**The problem:** Extract each line of the data and write it out again exactly.
+ + + + +
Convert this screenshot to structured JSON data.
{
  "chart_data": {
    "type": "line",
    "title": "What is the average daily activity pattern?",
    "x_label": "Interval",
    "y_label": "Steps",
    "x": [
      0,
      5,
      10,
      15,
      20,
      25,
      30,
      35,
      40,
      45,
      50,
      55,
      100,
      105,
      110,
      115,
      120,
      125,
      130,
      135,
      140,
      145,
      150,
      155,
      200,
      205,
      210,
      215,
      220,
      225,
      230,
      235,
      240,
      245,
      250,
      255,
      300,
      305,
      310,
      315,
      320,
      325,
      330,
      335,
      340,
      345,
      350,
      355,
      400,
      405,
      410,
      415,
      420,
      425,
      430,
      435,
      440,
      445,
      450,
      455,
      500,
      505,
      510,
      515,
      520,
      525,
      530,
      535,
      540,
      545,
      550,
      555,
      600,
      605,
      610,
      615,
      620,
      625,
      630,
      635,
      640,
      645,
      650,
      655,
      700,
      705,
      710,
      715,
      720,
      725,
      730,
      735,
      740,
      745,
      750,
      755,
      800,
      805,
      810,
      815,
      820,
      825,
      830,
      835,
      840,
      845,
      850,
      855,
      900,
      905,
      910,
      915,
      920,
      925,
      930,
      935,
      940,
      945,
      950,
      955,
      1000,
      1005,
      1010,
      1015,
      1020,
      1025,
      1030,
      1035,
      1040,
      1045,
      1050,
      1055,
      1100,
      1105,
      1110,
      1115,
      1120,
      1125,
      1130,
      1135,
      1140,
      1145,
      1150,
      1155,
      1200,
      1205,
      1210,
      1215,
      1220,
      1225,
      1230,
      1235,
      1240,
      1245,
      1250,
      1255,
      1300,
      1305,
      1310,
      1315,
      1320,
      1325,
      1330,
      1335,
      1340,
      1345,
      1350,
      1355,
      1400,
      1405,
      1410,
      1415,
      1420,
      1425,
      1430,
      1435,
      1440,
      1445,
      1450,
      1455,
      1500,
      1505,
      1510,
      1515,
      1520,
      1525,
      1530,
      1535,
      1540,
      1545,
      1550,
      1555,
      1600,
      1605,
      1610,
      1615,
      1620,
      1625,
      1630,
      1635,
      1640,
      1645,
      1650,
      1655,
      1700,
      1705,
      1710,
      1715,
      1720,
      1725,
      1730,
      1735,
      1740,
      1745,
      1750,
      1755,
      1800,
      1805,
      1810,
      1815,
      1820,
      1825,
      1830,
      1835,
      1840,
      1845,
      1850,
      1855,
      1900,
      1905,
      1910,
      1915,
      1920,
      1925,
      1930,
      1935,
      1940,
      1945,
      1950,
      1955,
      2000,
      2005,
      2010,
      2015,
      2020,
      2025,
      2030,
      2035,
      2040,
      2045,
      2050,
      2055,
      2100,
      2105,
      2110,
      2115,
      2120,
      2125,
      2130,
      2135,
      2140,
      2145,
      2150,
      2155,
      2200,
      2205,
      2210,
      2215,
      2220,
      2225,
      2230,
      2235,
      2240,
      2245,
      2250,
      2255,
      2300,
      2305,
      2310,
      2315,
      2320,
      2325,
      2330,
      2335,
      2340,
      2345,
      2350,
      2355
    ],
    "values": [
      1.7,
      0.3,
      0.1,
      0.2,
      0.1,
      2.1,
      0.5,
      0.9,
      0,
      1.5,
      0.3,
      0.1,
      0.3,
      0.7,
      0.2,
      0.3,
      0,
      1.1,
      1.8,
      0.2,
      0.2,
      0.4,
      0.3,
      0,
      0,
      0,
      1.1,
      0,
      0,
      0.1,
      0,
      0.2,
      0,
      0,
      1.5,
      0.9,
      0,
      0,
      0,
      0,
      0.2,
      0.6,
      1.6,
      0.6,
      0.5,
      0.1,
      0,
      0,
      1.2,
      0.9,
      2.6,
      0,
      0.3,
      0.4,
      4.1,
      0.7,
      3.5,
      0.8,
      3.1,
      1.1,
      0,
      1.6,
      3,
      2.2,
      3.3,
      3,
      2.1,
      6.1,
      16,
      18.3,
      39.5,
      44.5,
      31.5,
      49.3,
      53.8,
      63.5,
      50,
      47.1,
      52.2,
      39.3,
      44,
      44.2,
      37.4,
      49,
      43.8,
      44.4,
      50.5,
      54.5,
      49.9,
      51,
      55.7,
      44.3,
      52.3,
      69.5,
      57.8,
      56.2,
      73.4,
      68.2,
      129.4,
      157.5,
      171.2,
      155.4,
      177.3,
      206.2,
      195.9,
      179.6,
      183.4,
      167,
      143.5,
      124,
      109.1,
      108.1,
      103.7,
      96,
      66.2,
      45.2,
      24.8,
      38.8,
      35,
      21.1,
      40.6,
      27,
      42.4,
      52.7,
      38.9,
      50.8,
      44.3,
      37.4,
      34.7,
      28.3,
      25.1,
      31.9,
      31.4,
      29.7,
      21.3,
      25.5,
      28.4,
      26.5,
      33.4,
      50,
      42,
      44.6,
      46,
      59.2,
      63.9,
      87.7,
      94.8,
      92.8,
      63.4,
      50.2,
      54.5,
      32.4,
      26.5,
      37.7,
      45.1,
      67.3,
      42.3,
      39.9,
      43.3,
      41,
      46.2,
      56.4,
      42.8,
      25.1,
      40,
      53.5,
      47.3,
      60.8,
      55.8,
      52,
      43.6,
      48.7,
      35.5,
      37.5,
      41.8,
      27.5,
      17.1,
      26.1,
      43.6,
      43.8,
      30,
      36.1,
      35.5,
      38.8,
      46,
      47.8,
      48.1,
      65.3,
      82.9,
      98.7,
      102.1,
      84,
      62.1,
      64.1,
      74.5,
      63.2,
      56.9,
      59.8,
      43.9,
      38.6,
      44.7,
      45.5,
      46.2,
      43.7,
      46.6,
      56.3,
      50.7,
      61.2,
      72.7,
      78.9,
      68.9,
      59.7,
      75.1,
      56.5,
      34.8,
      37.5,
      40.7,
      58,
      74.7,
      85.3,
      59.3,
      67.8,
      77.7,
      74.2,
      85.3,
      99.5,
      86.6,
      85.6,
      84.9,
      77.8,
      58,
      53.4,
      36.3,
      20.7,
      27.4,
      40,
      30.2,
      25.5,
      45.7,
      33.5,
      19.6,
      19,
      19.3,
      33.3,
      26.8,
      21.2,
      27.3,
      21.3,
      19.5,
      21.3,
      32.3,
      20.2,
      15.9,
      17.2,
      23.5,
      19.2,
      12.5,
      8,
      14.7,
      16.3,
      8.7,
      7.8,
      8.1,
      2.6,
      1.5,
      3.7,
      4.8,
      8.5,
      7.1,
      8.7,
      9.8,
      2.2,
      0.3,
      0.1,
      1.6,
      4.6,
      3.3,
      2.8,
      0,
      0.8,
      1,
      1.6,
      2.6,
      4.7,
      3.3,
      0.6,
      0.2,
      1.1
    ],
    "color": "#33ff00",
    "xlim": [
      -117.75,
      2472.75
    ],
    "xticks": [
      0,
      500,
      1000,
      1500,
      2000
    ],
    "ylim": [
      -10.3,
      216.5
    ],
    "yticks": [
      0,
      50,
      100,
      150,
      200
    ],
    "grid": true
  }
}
+ + + + +
**Correct result:**
Convert this screenshot to structured JSON data.
{
  "chart_data": {
    "type": "line",
    "title": "What is the average daily activity pattern?",
    "x_label": "Interval",
    "y_label": "Steps",
    "x": [
      0,
      5,
      10,
      15,
      20,
      25,
      30,
      35,
      40,
      45,
      50,
      55,
      100,
      105,
      110,
      115,
      120,
      125,
      130,
      135,
      140,
      145,
      150,
      155,
      200,
      205,
      210,
      215,
      220,
      225,
      230,
      235,
      240,
      245,
      250,
      255,
      300,
      305,
      310,
      315,
      320,
      325,
      330,
      335,
      340,
      345,
      350,
      355,
      400,
      405,
      410,
      415,
      420,
      425,
      430,
      435,
      440,
      445,
      450,
      455,
      500,
      505,
      510,
      515,
      520,
      525,
      530,
      535,
      540,
      545,
      550,
      555,
      600,
      605,
      610,
      615,
      620,
      625,
      630,
      635,
      640,
      645,
      650,
      655,
      700,
      705,
      710,
      715,
      720,
      725,
      730,
      735,
      740,
      745,
      750,
      755,
      800,
      805,
      810,
      815,
      820,
      825,
      830,
      835,
      840,
      845,
      850,
      855,
      900,
      905,
      910,
      915,
      920,
      925,
      930,
      935,
      940,
      945,
      950,
      955,
      1000,
      1005,
      1010,
      1015,
      1020,
      1025,
      1030,
      1035,
      1040,
      1045,
      1050,
      1055,
      1100,
      1105,
      1110,
      1115,
      1120,
      1125,
      1130,
      1135,
      1140,
      1145,
      1150,
      1155,
      1200,
      1205,
      1210,
      1215,
      1220,
      1225,
      1230,
      1235,
      1240,
      1245,
      1250,
      1255,
      1300,
      1305,
      1310,
      1315,
      1320,
      1325,
      1330,
      1335,
      1340,
      1345,
      1350,
      1355,
      1400,
      1405,
      1410,
      1415,
      1420,
      1425,
      1430,
      1435,
      1440,
      1445,
      1450,
      1455,
      1500,
      1505,
      1510,
      1515,
      1520,
      1525,
      1530,
      1535,
      1540,
      1545,
      1550,
      1555,
      1600,
      1605,
      1610,
      1615,
      1620,
      1625,
      1630,
      1635,
      1640,
      1645,
      1650,
      1655,
      1700,
      1705,
      1710,
      1715,
      1720,
      1725,
      1730,
      1735,
      1740,
      1745,
      1750,
      1755,
      1800,
      1805,
      1810,
      1815,
      1820,
      1825,
      1830,
      1835,
      1840,
      1845,
      1850,
      1855,
      1900,
      1905,
      1910,
      1915,
      1920,
      1925,
      1930,
      1935,
      1940,
      1945,
      1950,
      1955,
      2000,
      2005,
      2010,
      2015,
      2020,
      2025,
      2030,
      2035,
      2040,
      2045,
      2050,
      2055,
      2100,
      2105,
      2110,
      2115,
      2120,
      2125,
      2130,
      2135,
      2140,
      2145,
      2150,
      2155,
      2200,
      2205,
      2210,
      2215,
      2220,
      2225,
      2230,
      2235,
      2240,
      2245,
      2250,
      2255,
      2300,
      2305,
      2310,
      2315,
      2320,
      2325,
      2330,
      2335,
      2340,
      2345,
      2350,
      2355
    ],
    "values": [
      1.7,
      0.3,
      0.1,
      0.2,
      0.1,
      2.1,
      0.5,
      0.9,
      0,
      1.5,
      0.3,
      0.1,
      0.3,
      0.7,
      0.2,
      0.3,
      0,
      1.1,
      1.8,
      0.2,
      0.2,
      0.4,
      0.3,
      0,
      0,
      0,
      1.1,
      0,
      0,
      0.1,
      0,
      0.2,
      0,
      0,
      1.5,
      0.9,
      0,
      0,
      0,
      0,
      0.2,
      0.6,
      1.6,
      0.6,
      0.5,
      0.1,
      0,
      0,
      1.2,
      0.9,
      2.6,
      0,
      0.3,
      0.4,
      4.1,
      0.7,
      3.5,
      0.8,
      3.1,
      1.1,
      0,
      1.6,
      3,
      2.2,
      3.3,
      3,
      2.1,
      6.1,
      16,
      18.3,
      39.5,
      44.5,
      31.5,
      49.3,
      53.8,
      63.5,
      50,
      47.1,
      52.2,
      39.3,
      44,
      44.2,
      37.4,
      49,
      43.8,
      44.4,
      50.5,
      54.5,
      49.9,
      51,
      55.7,
      44.3,
      52.3,
      69.5,
      57.8,
      56.2,
      73.4,
      68.2,
      129.4,
      157.5,
      171.2,
      155.4,
      177.3,
      206.2,
      195.9,
      179.6,
      183.4,
      167,
      143.5,
      124,
      109.1,
      108.1,
      103.7,
      96,
      66.2,
      45.2,
      24.8,
      38.8,
      35,
      21.1,
      40.6,
      27,
      42.4,
      52.7,
      38.9,
      50.8,
      44.3,
      37.4,
      34.7,
      28.3,
      25.1,
      31.9,
      31.4,
      29.7,
      21.3,
      25.5,
      28.4,
      26.5,
      33.4,
      50,
      42,
      44.6,
      46,
      59.2,
      63.9,
      87.7,
      94.8,
      92.8,
      63.4,
      50.2,
      54.5,
      32.4,
      26.5,
      37.7,
      45.1,
      67.3,
      42.3,
      39.9,
      43.3,
      41,
      46.2,
      56.4,
      42.8,
      25.1,
      40,
      53.5,
      47.3,
      60.8,
      55.8,
      52,
      43.6,
      48.7,
      35.5,
      37.5,
      41.8,
      27.5,
      17.1,
      26.1,
      43.6,
      43.8,
      30,
      36.1,
      35.5,
      38.8,
      46,
      47.8,
      48.1,
      65.3,
      82.9,
      98.7,
      102.1,
      84,
      62.1,
      64.1,
      74.5,
      63.2,
      56.9,
      59.8,
      43.9,
      38.6,
      44.7,
      45.5,
      46.2,
      43.7,
      46.6,
      56.3,
      50.7,
      61.2,
      72.7,
      78.9,
      68.9,
      59.7,
      75.1,
      56.5,
      34.8,
      37.5,
      40.7,
      58,
      74.7,
      85.3,
      59.3,
      67.8,
      77.7,
      74.2,
      85.3,
      99.5,
      86.6,
      85.6,
      84.9,
      77.8,
      58,
      53.4,
      36.3,
      20.7,
      27.4,
      40,
      30.2,
      25.5,
      45.7,
      33.5,
      19.6,
      19,
      19.3,
      33.3,
      26.8,
      21.2,
      27.3,
      21.3,
      19.5,
      21.3,
      32.3,
      20.2,
      15.9,
      17.2,
      23.5,
      19.2,
      12.5,
      8,
      14.7,
      16.3,
      8.7,
      7.8,
      8.1,
      2.6,
      1.5,
      3.7,
      4.8,
      8.5,
      7.1,
      8.7,
      9.8,
      2.2,
      0.3,
      0.1,
      1.6,
      4.6,
      3.3,
      2.8,
      0,
      0.8,
      1,
      1.6,
      2.6,
      4.7,
      3.3,
      0.6,
      0.2,
      1.1
    ],
    "color": "#33ff00",
    "xlim": [
      -117.75,
      2472.75
    ],
    "xticks": [
      0,
      500,
      1000,
      1500,
      2000
    ],
    "ylim": [
      -10.3,
      216.5
    ],
    "yticks": [
      0,
      50,
      100,
      150,
      200
    ],
    "grid": true
  }
}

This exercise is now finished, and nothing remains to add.